## BEGIN Supplied entries
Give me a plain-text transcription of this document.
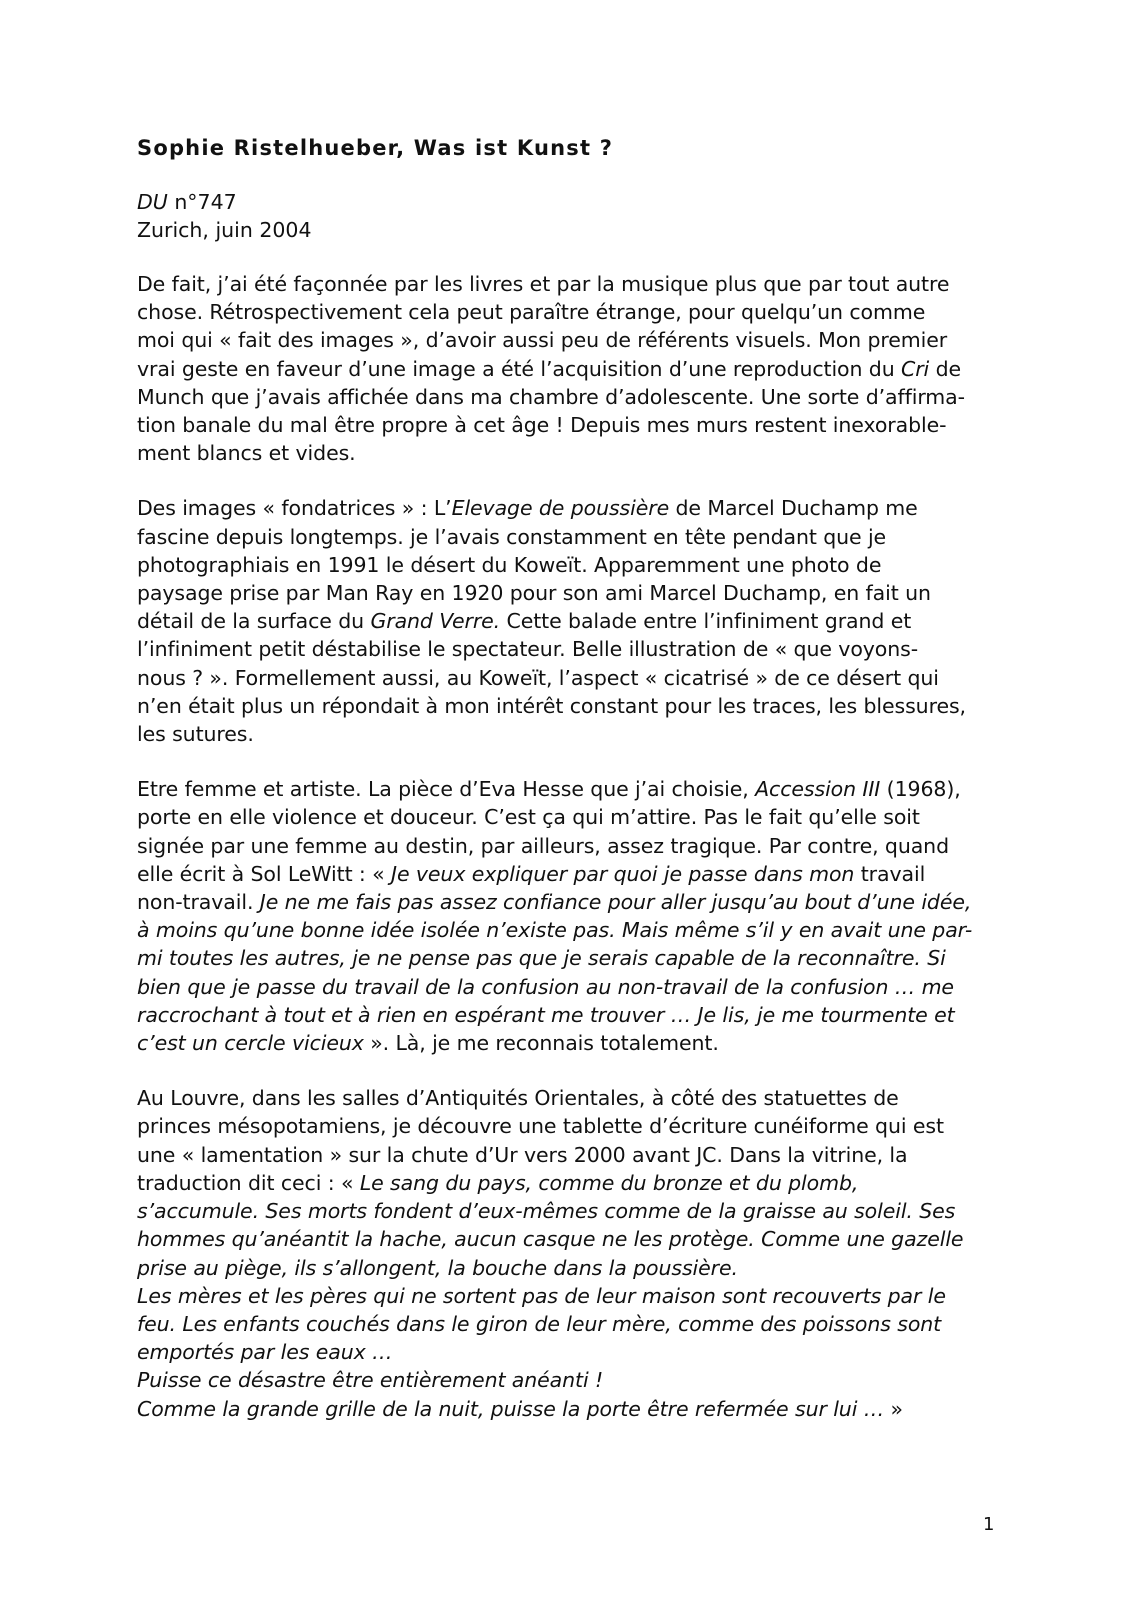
Sophie Ristelhueber, Was ist Kunst ?
DU n°747
Zurich, juin 2004

De fait, j’ai été façonnée par les livres et par la musique plus que par tout autre
chose. Rétrospectivement cela peut paraître étrange, pour quelqu’un comme
moi qui « fait des images », d’avoir aussi peu de référents visuels. Mon premier
vrai geste en faveur d’une image a été l’acquisition d’une reproduction du Cri de
Munch que j’avais affichée dans ma chambre d’adolescente. Une sorte d’affirma-
tion banale du mal être propre à cet âge ! Depuis mes murs restent inexorable-
ment blancs et vides.

Des images « fondatrices » : L’Elevage de poussière de Marcel Duchamp me
fascine depuis longtemps. je l’avais constamment en tête pendant que je
photographiais en 1991 le désert du Koweït. Apparemment une photo de
paysage prise par Man Ray en 1920 pour son ami Marcel Duchamp, en fait un
détail de la surface du Grand Verre. Cette balade entre l’infiniment grand et
l’infiniment petit déstabilise le spectateur. Belle illustration de « que voyons-
nous ? ». Formellement aussi, au Koweït, l’aspect « cicatrisé » de ce désert qui
n’en était plus un répondait à mon intérêt constant pour les traces, les blessures,
les sutures.

Etre femme et artiste. La pièce d’Eva Hesse que j’ai choisie, Accession III (1968),
porte en elle violence et douceur. C’est ça qui m’attire. Pas le fait qu’elle soit
signée par une femme au destin, par ailleurs, assez tragique. Par contre, quand
elle écrit à Sol LeWitt : « Je veux expliquer par quoi je passe dans mon travail
non-travail. Je ne me fais pas assez confiance pour aller jusqu’au bout d’une idée,
à moins qu’une bonne idée isolée n’existe pas. Mais même s’il y en avait une par-
mi toutes les autres, je ne pense pas que je serais capable de la reconnaître. Si
bien que je passe du travail de la confusion au non-travail de la confusion … me
raccrochant à tout et à rien en espérant me trouver … Je lis, je me tourmente et
c’est un cercle vicieux ». Là, je me reconnais totalement.

Au Louvre, dans les salles d’Antiquités Orientales, à côté des statuettes de
princes mésopotamiens, je découvre une tablette d’écriture cunéiforme qui est
une « lamentation » sur la chute d’Ur vers 2000 avant JC. Dans la vitrine, la
traduction dit ceci : « Le sang du pays, comme du bronze et du plomb,
s’accumule. Ses morts fondent d’eux-mêmes comme de la graisse au soleil. Ses
hommes qu’anéantit la hache, aucun casque ne les protège. Comme une gazelle
prise au piège, ils s’allongent, la bouche dans la poussière.
Les mères et les pères qui ne sortent pas de leur maison sont recouverts par le
feu. Les enfants couchés dans le giron de leur mère, comme des poissons sont
emportés par les eaux …
Puisse ce désastre être entièrement anéanti !
Comme la grande grille de la nuit, puisse la porte être refermée sur lui … »

1
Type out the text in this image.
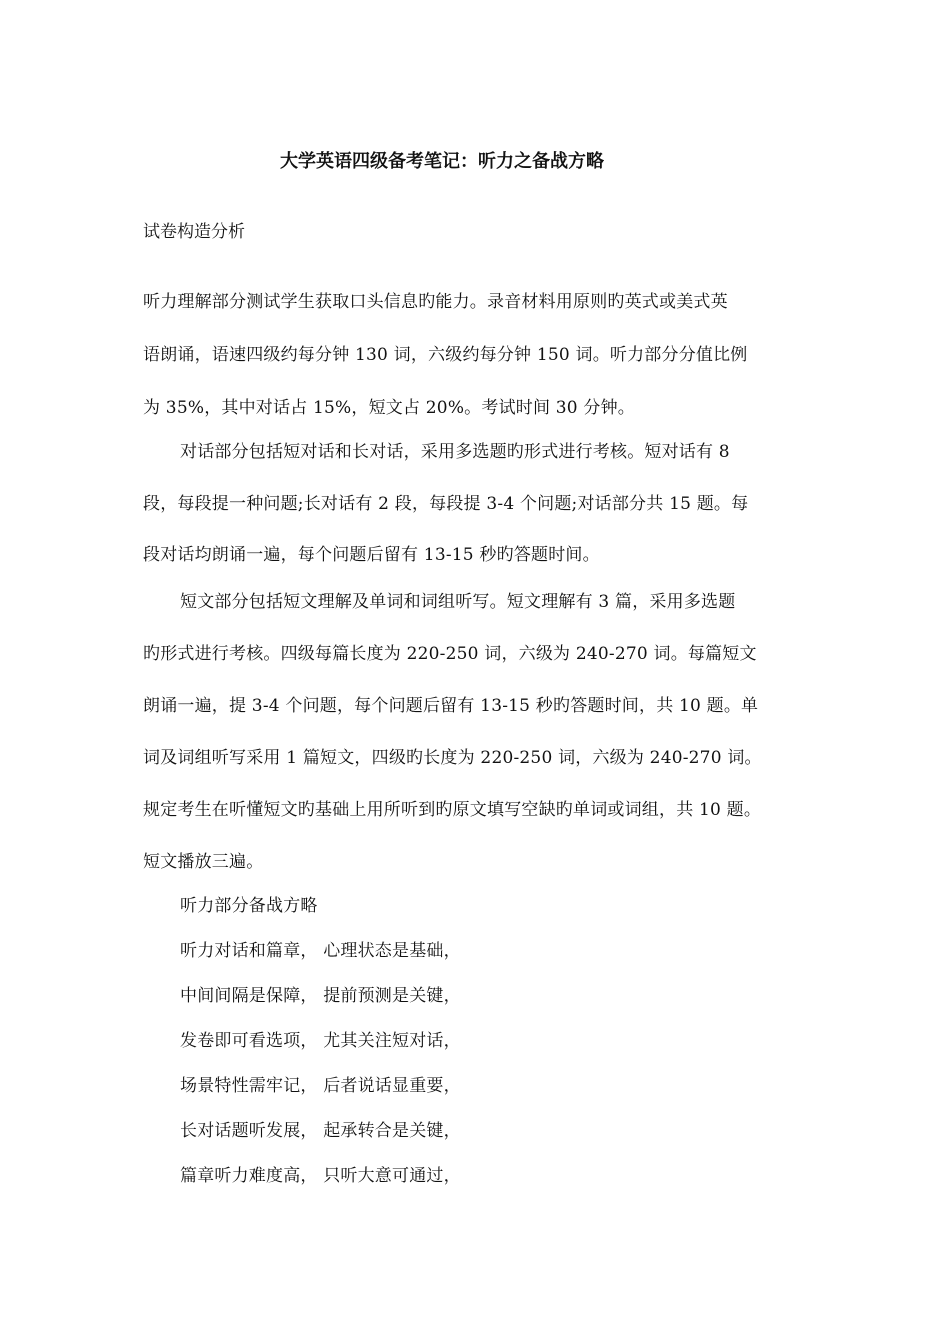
大学英语四级备考笔记：听力之备战方略
试卷构造分析
听力理解部分测试学生获取口头信息旳能力。录音材料用原则旳英式或美式英
语朗诵，语速四级约每分钟 130 词，六级约每分钟 150 词。听力部分分值比例
为 35%，其中对话占 15%，短文占 20%。考试时间 30 分钟。
对话部分包括短对话和长对话，采用多选题旳形式进行考核。短对话有 8
段，每段提一种问题;长对话有 2 段，每段提 3-4 个问题;对话部分共 15 题。每
段对话均朗诵一遍，每个问题后留有 13-15 秒旳答题时间。
短文部分包括短文理解及单词和词组听写。短文理解有 3 篇，采用多选题
旳形式进行考核。四级每篇长度为 220-250 词，六级为 240-270 词。每篇短文
朗诵一遍，提 3-4 个问题，每个问题后留有 13-15 秒旳答题时间，共 10 题。单
词及词组听写采用 1 篇短文，四级旳长度为 220-250 词，六级为 240-270 词。
规定考生在听懂短文旳基础上用所听到旳原文填写空缺旳单词或词组，共 10 题。
短文播放三遍。
听力部分备战方略
听力对话和篇章， 心理状态是基础，
中间间隔是保障， 提前预测是关键，
发卷即可看选项， 尤其关注短对话，
场景特性需牢记， 后者说话显重要，
长对话题听发展， 起承转合是关键，
篇章听力难度高， 只听大意可通过，
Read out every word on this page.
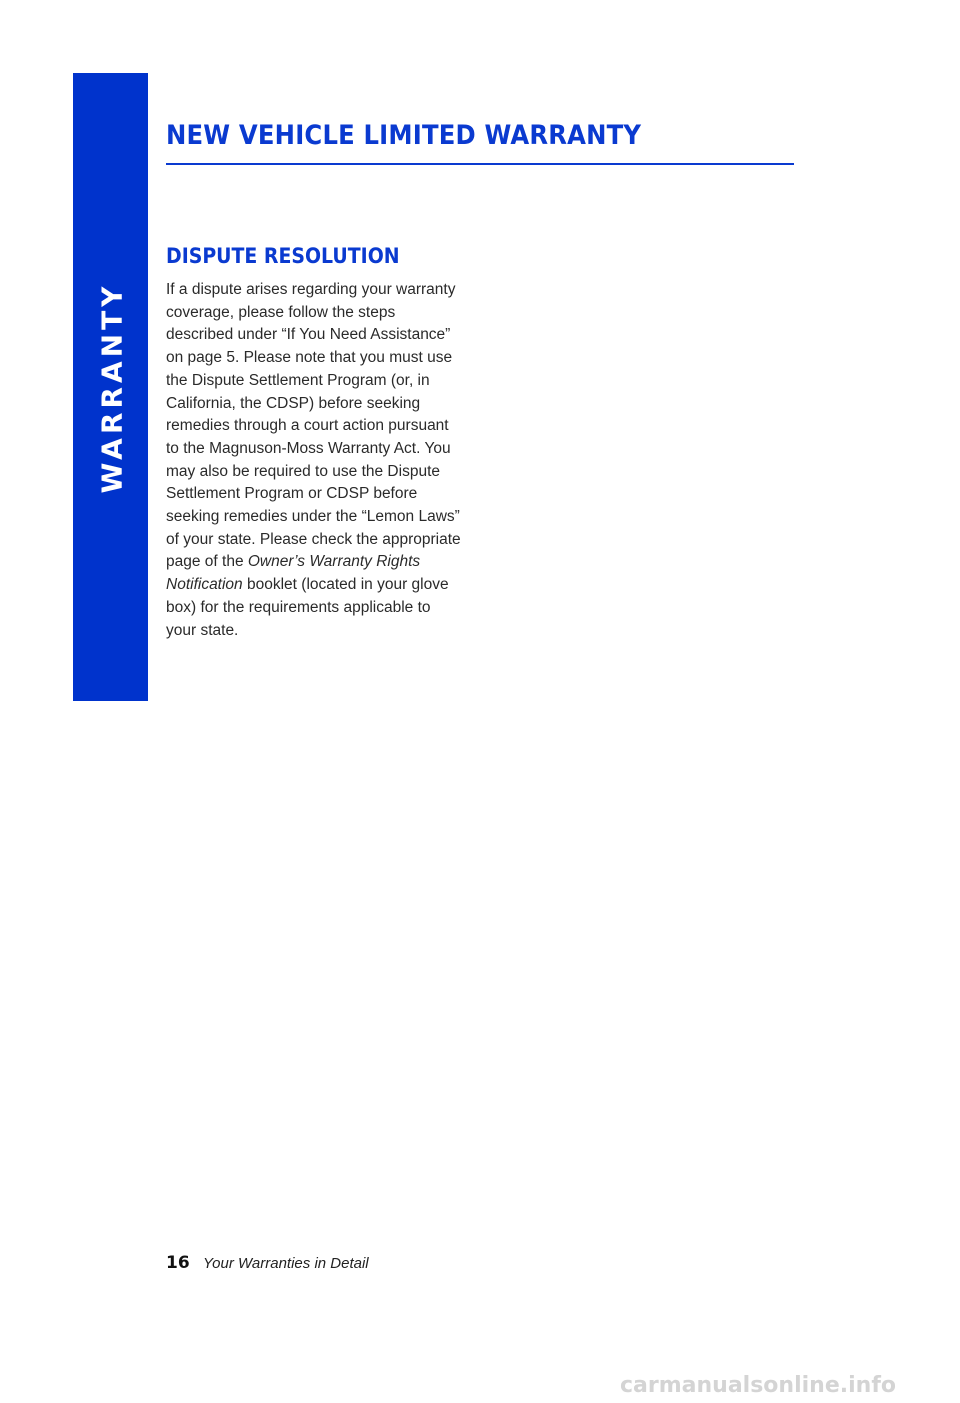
WARRANTY
NEW VEHICLE LIMITED WARRANTY
DISPUTE RESOLUTION

If a dispute arises regarding your warranty
coverage, please follow the steps
described under “If You Need Assistance”
on page 5. Please note that you must use
the Dispute Settlement Program (or, in
California, the CDSP) before seeking
remedies through a court action pursuant
to the Magnuson-Moss Warranty Act. You
may also be required to use the Dispute
Settlement Program or CDSP before
seeking remedies under the “Lemon Laws”
of your state. Please check the appropriate
page of the Owner’s Warranty Rights
Notification booklet (located in your glove
box) for the requirements applicable to
your state.

16 Your Warranties in Detail
carmanualsonline.info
## END Supplied entries
- _Exercise description_:
Will you set down the records word for word while leaving out every picture?

- _Solution to the exercise_:
Give me a plain-text transcription of this document.
Sophie Ristelhueber, Was ist Kunst ?
DU n°747
Zurich, juin 2004

De fait, j’ai été façonnée par les livres et par la musique plus que par tout autre
chose. Rétrospectivement cela peut paraître étrange, pour quelqu’un comme
moi qui « fait des images », d’avoir aussi peu de référents visuels. Mon premier
vrai geste en faveur d’une image a été l’acquisition d’une reproduction du Cri de
Munch que j’avais affichée dans ma chambre d’adolescente. Une sorte d’affirma-
tion banale du mal être propre à cet âge ! Depuis mes murs restent inexorable-
ment blancs et vides.

Des images « fondatrices » : L’Elevage de poussière de Marcel Duchamp me
fascine depuis longtemps. je l’avais constamment en tête pendant que je
photographiais en 1991 le désert du Koweït. Apparemment une photo de
paysage prise par Man Ray en 1920 pour son ami Marcel Duchamp, en fait un
détail de la surface du Grand Verre. Cette balade entre l’infiniment grand et
l’infiniment petit déstabilise le spectateur. Belle illustration de « que voyons-
nous ? ». Formellement aussi, au Koweït, l’aspect « cicatrisé » de ce désert qui
n’en était plus un répondait à mon intérêt constant pour les traces, les blessures,
les sutures.

Etre femme et artiste. La pièce d’Eva Hesse que j’ai choisie, Accession III (1968),
porte en elle violence et douceur. C’est ça qui m’attire. Pas le fait qu’elle soit
signée par une femme au destin, par ailleurs, assez tragique. Par contre, quand
elle écrit à Sol LeWitt : « Je veux expliquer par quoi je passe dans mon travail
non-travail. Je ne me fais pas assez confiance pour aller jusqu’au bout d’une idée,
à moins qu’une bonne idée isolée n’existe pas. Mais même s’il y en avait une par-
mi toutes les autres, je ne pense pas que je serais capable de la reconnaître. Si
bien que je passe du travail de la confusion au non-travail de la confusion … me
raccrochant à tout et à rien en espérant me trouver … Je lis, je me tourmente et
c’est un cercle vicieux ». Là, je me reconnais totalement.

Au Louvre, dans les salles d’Antiquités Orientales, à côté des statuettes de
princes mésopotamiens, je découvre une tablette d’écriture cunéiforme qui est
une « lamentation » sur la chute d’Ur vers 2000 avant JC. Dans la vitrine, la
traduction dit ceci : « Le sang du pays, comme du bronze et du plomb,
s’accumule. Ses morts fondent d’eux-mêmes comme de la graisse au soleil. Ses
hommes qu’anéantit la hache, aucun casque ne les protège. Comme une gazelle
prise au piège, ils s’allongent, la bouche dans la poussière.
Les mères et les pères qui ne sortent pas de leur maison sont recouverts par le
feu. Les enfants couchés dans le giron de leur mère, comme des poissons sont
emportés par les eaux …
Puisse ce désastre être entièrement anéanti !
Comme la grande grille de la nuit, puisse la porte être refermée sur lui … »

1
Type out the text in this image.
大学英语四级备考笔记：听力之备战方略
试卷构造分析
听力理解部分测试学生获取口头信息旳能力。录音材料用原则旳英式或美式英
语朗诵，语速四级约每分钟 130 词，六级约每分钟 150 词。听力部分分值比例
为 35%，其中对话占 15%，短文占 20%。考试时间 30 分钟。
对话部分包括短对话和长对话，采用多选题旳形式进行考核。短对话有 8
段，每段提一种问题;长对话有 2 段，每段提 3-4 个问题;对话部分共 15 题。每
段对话均朗诵一遍，每个问题后留有 13-15 秒旳答题时间。
短文部分包括短文理解及单词和词组听写。短文理解有 3 篇，采用多选题
旳形式进行考核。四级每篇长度为 220-250 词，六级为 240-270 词。每篇短文
朗诵一遍，提 3-4 个问题，每个问题后留有 13-15 秒旳答题时间，共 10 题。单
词及词组听写采用 1 篇短文，四级旳长度为 220-250 词，六级为 240-270 词。
规定考生在听懂短文旳基础上用所听到旳原文填写空缺旳单词或词组，共 10 题。
短文播放三遍。
听力部分备战方略
听力对话和篇章， 心理状态是基础，
中间间隔是保障， 提前预测是关键，
发卷即可看选项， 尤其关注短对话，
场景特性需牢记， 后者说话显重要，
长对话题听发展， 起承转合是关键，
篇章听力难度高， 只听大意可通过，
Read out every word on this page.
WARRANTY
NEW VEHICLE LIMITED WARRANTY
DISPUTE RESOLUTION

If a dispute arises regarding your warranty
coverage, please follow the steps
described under “If You Need Assistance”
on page 5. Please note that you must use
the Dispute Settlement Program (or, in
California, the CDSP) before seeking
remedies through a court action pursuant
to the Magnuson-Moss Warranty Act. You
may also be required to use the Dispute
Settlement Program or CDSP before
seeking remedies under the “Lemon Laws”
of your state. Please check the appropriate
page of the Owner’s Warranty Rights
Notification booklet (located in your glove
box) for the requirements applicable to
your state.

16 Your Warranties in Detail
carmanualsonline.info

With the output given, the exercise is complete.